> _What this task involves_
Your task is to gather the lines below that hold the string "color".

..........

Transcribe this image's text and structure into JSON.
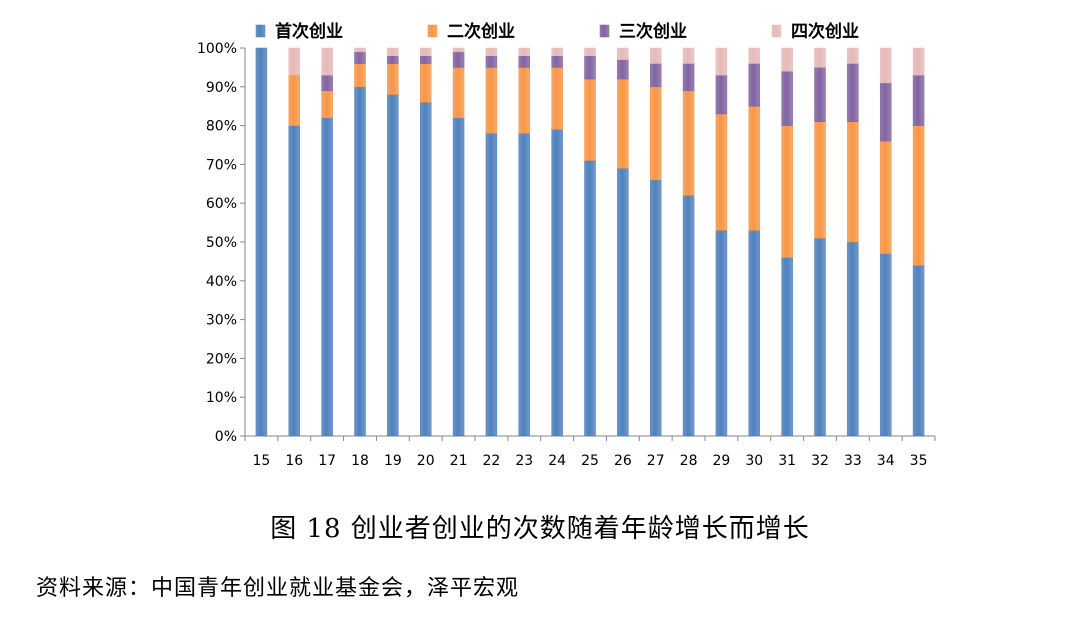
{
  "chart_data": {
    "type": "bar",
    "stacked": true,
    "percent_stacked": true,
    "categories": [
      "15",
      "16",
      "17",
      "18",
      "19",
      "20",
      "21",
      "22",
      "23",
      "24",
      "25",
      "26",
      "27",
      "28",
      "29",
      "30",
      "31",
      "32",
      "33",
      "34",
      "35"
    ],
    "series": [
      {
        "name": "首次创业",
        "color": "#4f81bd",
        "values": [
          100,
          80,
          82,
          90,
          88,
          86,
          82,
          78,
          78,
          79,
          71,
          69,
          66,
          62,
          53,
          53,
          46,
          51,
          50,
          47,
          44
        ]
      },
      {
        "name": "二次创业",
        "color": "#f79646",
        "values": [
          0,
          13,
          7,
          6,
          8,
          10,
          13,
          17,
          17,
          16,
          21,
          23,
          24,
          27,
          30,
          32,
          34,
          30,
          31,
          29,
          36
        ]
      },
      {
        "name": "三次创业",
        "color": "#8064a2",
        "values": [
          0,
          0,
          4,
          3,
          2,
          2,
          4,
          3,
          3,
          3,
          6,
          5,
          6,
          7,
          10,
          11,
          14,
          14,
          15,
          15,
          13
        ]
      },
      {
        "name": "四次创业",
        "color": "#e6b9b8",
        "values": [
          0,
          7,
          7,
          1,
          2,
          2,
          1,
          2,
          2,
          2,
          2,
          3,
          4,
          4,
          7,
          4,
          6,
          5,
          4,
          9,
          7
        ]
      }
    ],
    "ylim": [
      0,
      100
    ],
    "yticks": [
      "0%",
      "10%",
      "20%",
      "30%",
      "40%",
      "50%",
      "60%",
      "70%",
      "80%",
      "90%",
      "100%"
    ],
    "grid": false,
    "legend_position": "top"
  },
  "caption": "图 18  创业者创业的次数随着年龄增长而增长",
  "source": "资料来源：中国青年创业就业基金会，泽平宏观"
}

..........

> _Answer to the exercise_
        "color": "#4f81bd",
        "color": "#f79646",
        "color": "#8064a2",
        "color": "#e6b9b8",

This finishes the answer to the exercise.